- **WHAT TO DO**
Repeat the lines between the line holding "lower-loa-label: Lower limit" and the line holding "1378, 2310, 1444]", inclusive, word for word.

Element and region data:
┄┄┄┄┄┄┄┄┄┄

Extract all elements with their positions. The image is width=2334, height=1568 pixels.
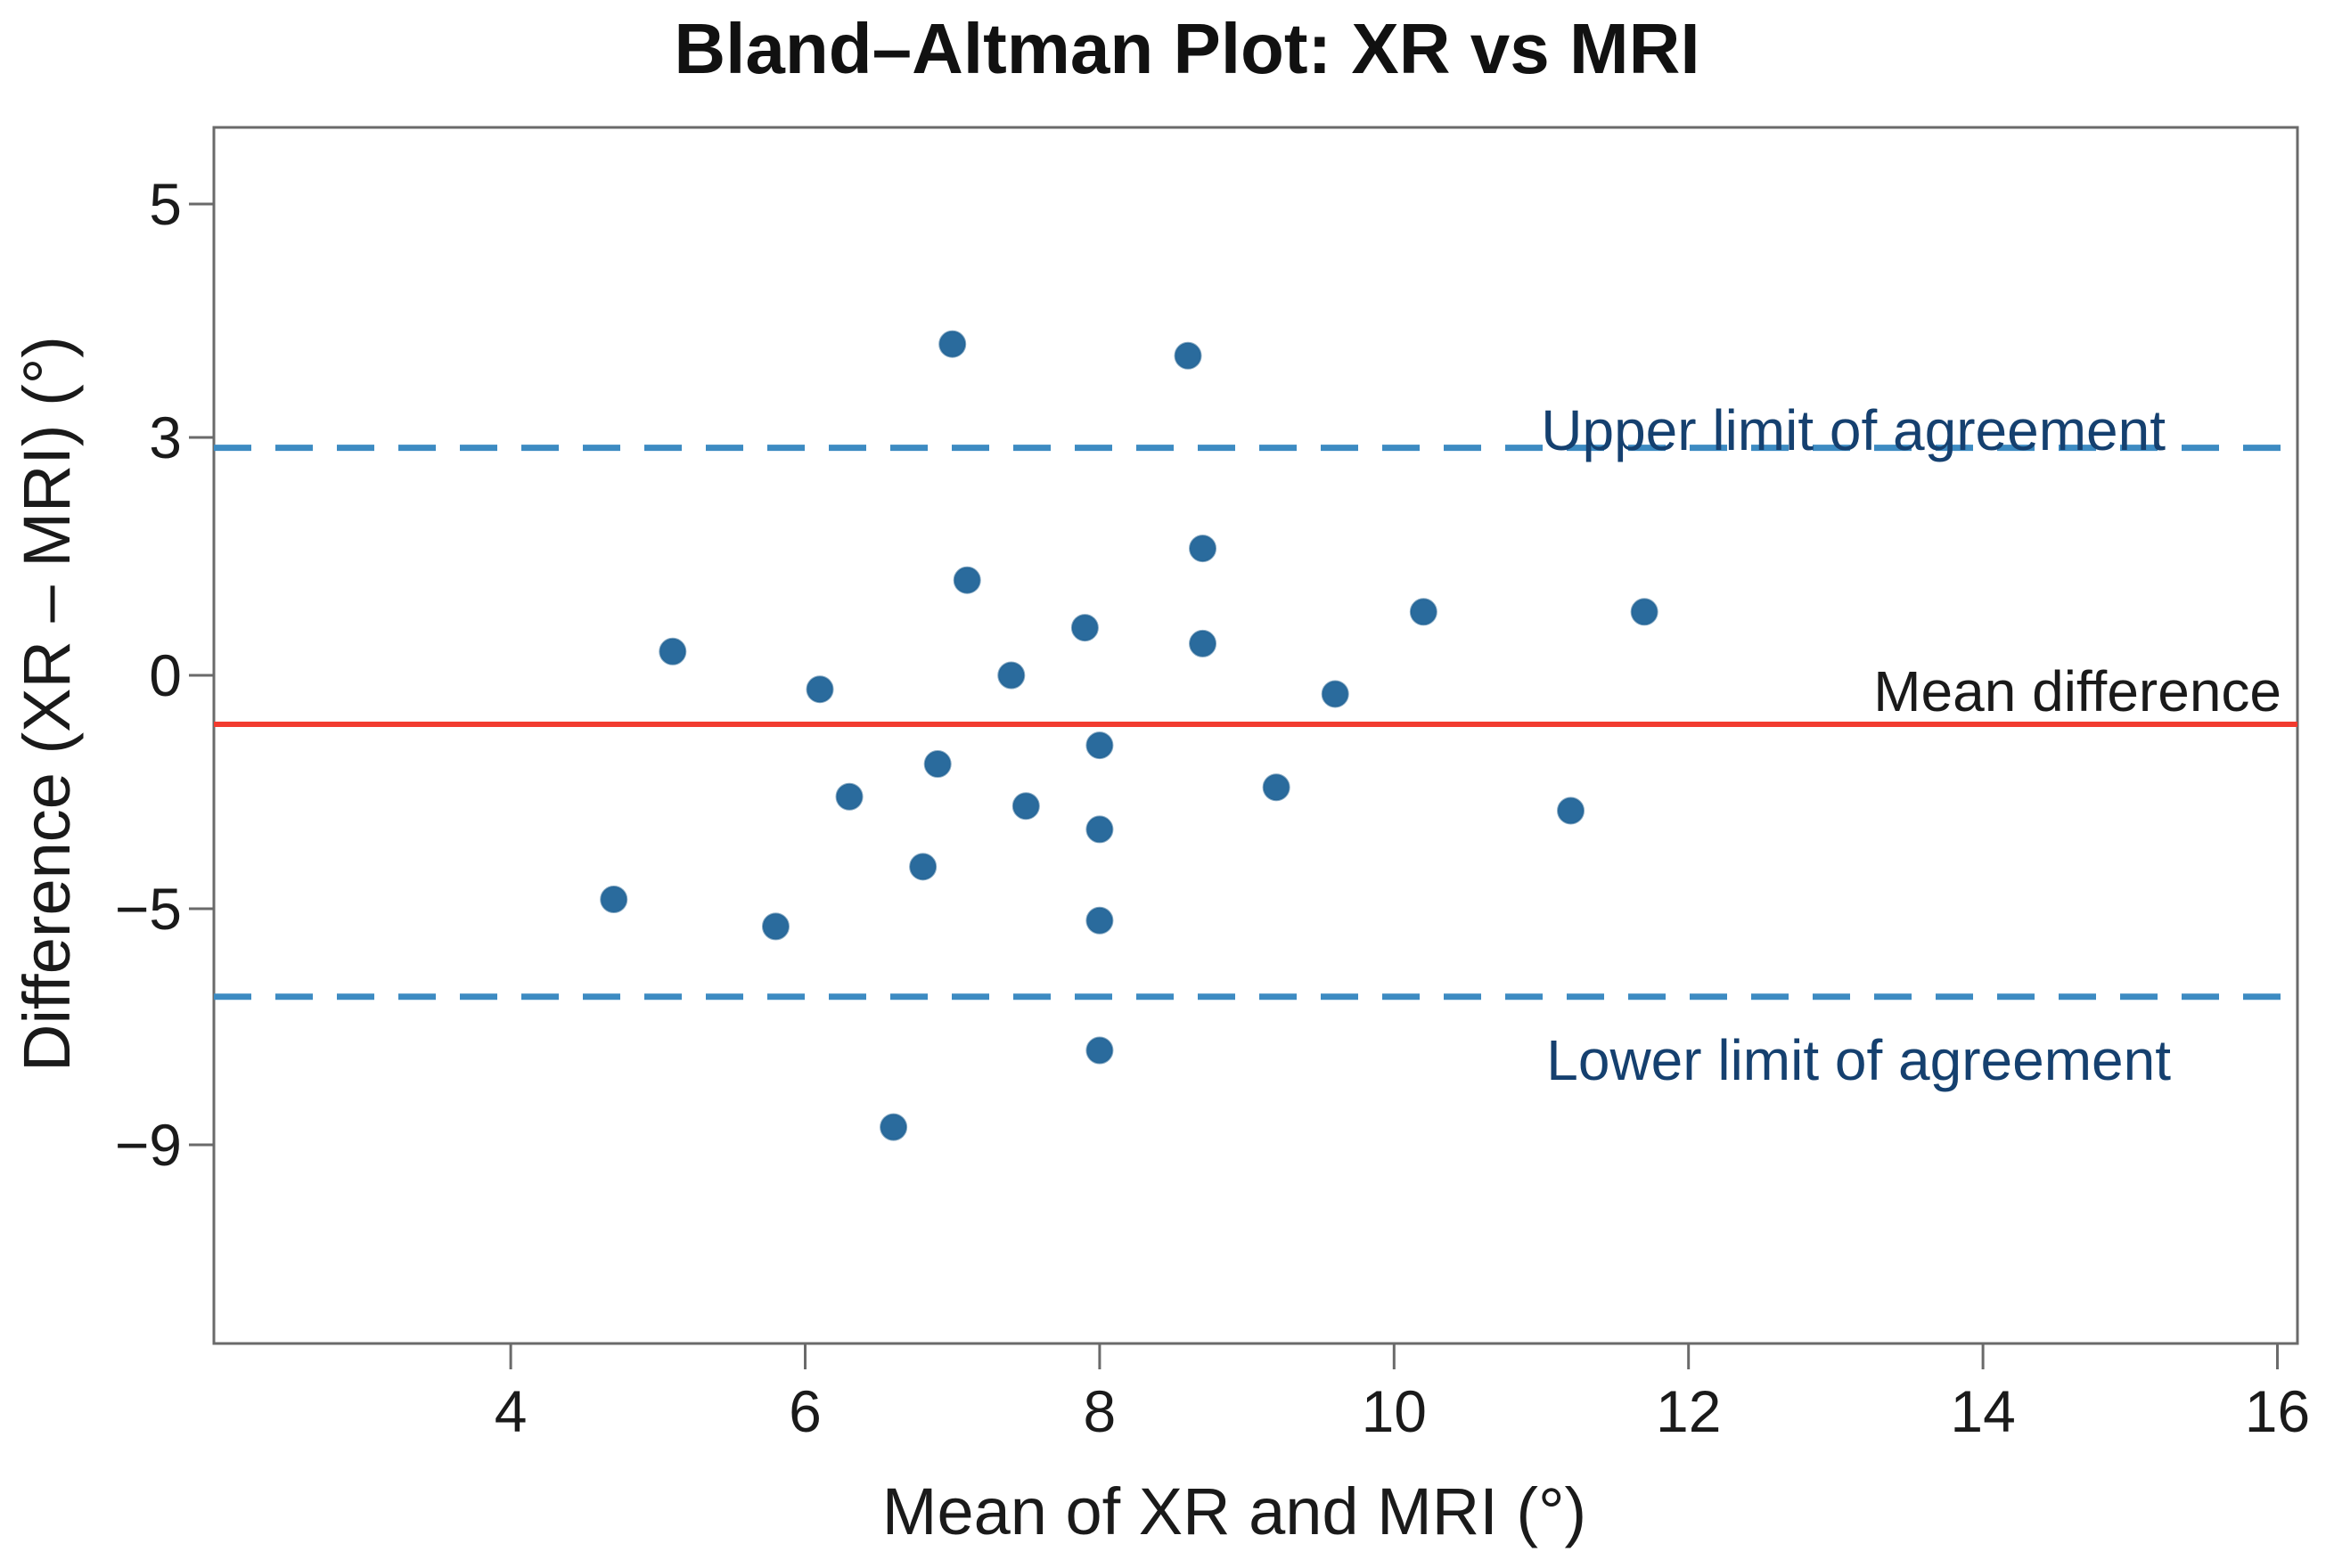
lower-loa-label: Lower limit of agreement	[1546, 1028, 2171, 1092]
data-point	[1085, 731, 1114, 760]
x-tick-label: 12	[1656, 1378, 1721, 1444]
x-axis-ticks: 4 6 8 10 12 14 16	[495, 1343, 2310, 1444]
y-tick-label: 3	[149, 404, 182, 470]
x-tick-label: 4	[495, 1378, 528, 1444]
y-axis-title: Difference (XR – MRI) (°)	[10, 336, 84, 1072]
data-point	[806, 675, 834, 704]
data-point	[938, 330, 967, 358]
data-point	[1011, 792, 1040, 821]
x-axis-title: Mean of XR and MRI (°)	[882, 1474, 1586, 1548]
data-point	[1630, 598, 1658, 626]
data-point	[997, 661, 1026, 690]
data-point	[1262, 773, 1290, 802]
scatter-points	[600, 330, 1658, 1141]
data-point	[923, 750, 952, 779]
y-tick-label: −5	[115, 876, 182, 942]
data-point	[1189, 629, 1217, 657]
data-point	[1085, 906, 1114, 935]
y-axis-ticks: 5 3 0 −5 −9	[115, 171, 214, 1178]
chart-title: Bland–Altman Plot: XR vs MRI	[674, 9, 1699, 88]
x-tick-label: 16	[2245, 1378, 2310, 1444]
upper-loa-label: Upper limit of agreement	[1541, 398, 2166, 462]
data-point	[1070, 614, 1099, 642]
data-point	[1321, 680, 1349, 708]
data-point	[1085, 1036, 1114, 1065]
data-point	[880, 1113, 908, 1141]
data-point	[659, 637, 687, 666]
x-tick-label: 14	[1950, 1378, 2015, 1444]
data-point	[835, 782, 864, 811]
y-tick-label: −9	[115, 1112, 182, 1178]
data-point	[1174, 341, 1202, 370]
y-tick-label: 5	[149, 171, 182, 237]
plot-border	[212, 126, 2299, 1345]
data-point	[1189, 535, 1217, 563]
reference-lines	[214, 445, 2297, 1000]
data-point	[600, 886, 628, 914]
data-point	[953, 566, 981, 594]
x-tick-label: 10	[1362, 1378, 1427, 1444]
y-tick-label: 0	[149, 642, 182, 708]
data-point	[1557, 796, 1585, 825]
data-point	[761, 912, 790, 941]
x-tick-label: 8	[1084, 1378, 1117, 1444]
data-point	[1409, 598, 1437, 626]
data-point	[1085, 815, 1114, 844]
x-tick-label: 6	[789, 1378, 822, 1444]
data-point	[909, 853, 938, 881]
mean-difference-label: Mean difference	[1873, 659, 2281, 723]
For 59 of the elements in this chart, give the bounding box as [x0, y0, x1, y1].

┄┄┄┄┄┄┄┄┄┄

- **RESULT OF THIS TASK**
lower-loa-label: Lower limit of agreement	[1546, 1028, 2171, 1092]
data-point	[1085, 731, 1114, 760]
x-tick-label: 12	[1656, 1378, 1721, 1444]
x-axis-ticks: 4 6 8 10 12 14 16	[495, 1343, 2310, 1444]
y-tick-label: 3	[149, 404, 182, 470]
x-tick-label: 4	[495, 1378, 528, 1444]
y-axis-title: Difference (XR – MRI) (°)	[10, 336, 84, 1072]
data-point	[806, 675, 834, 704]
data-point	[938, 330, 967, 358]
data-point	[1011, 792, 1040, 821]
x-axis-title: Mean of XR and MRI (°)	[882, 1474, 1586, 1548]
data-point	[1630, 598, 1658, 626]
data-point	[997, 661, 1026, 690]
data-point	[1262, 773, 1290, 802]
scatter-points	[600, 330, 1658, 1141]
data-point	[923, 750, 952, 779]
y-tick-label: −5	[115, 876, 182, 942]
data-point	[1189, 629, 1217, 657]
data-point	[1085, 906, 1114, 935]
y-axis-ticks: 5 3 0 −5 −9	[115, 171, 214, 1178]
chart-title: Bland–Altman Plot: XR vs MRI	[674, 9, 1699, 88]
x-tick-label: 16	[2245, 1378, 2310, 1444]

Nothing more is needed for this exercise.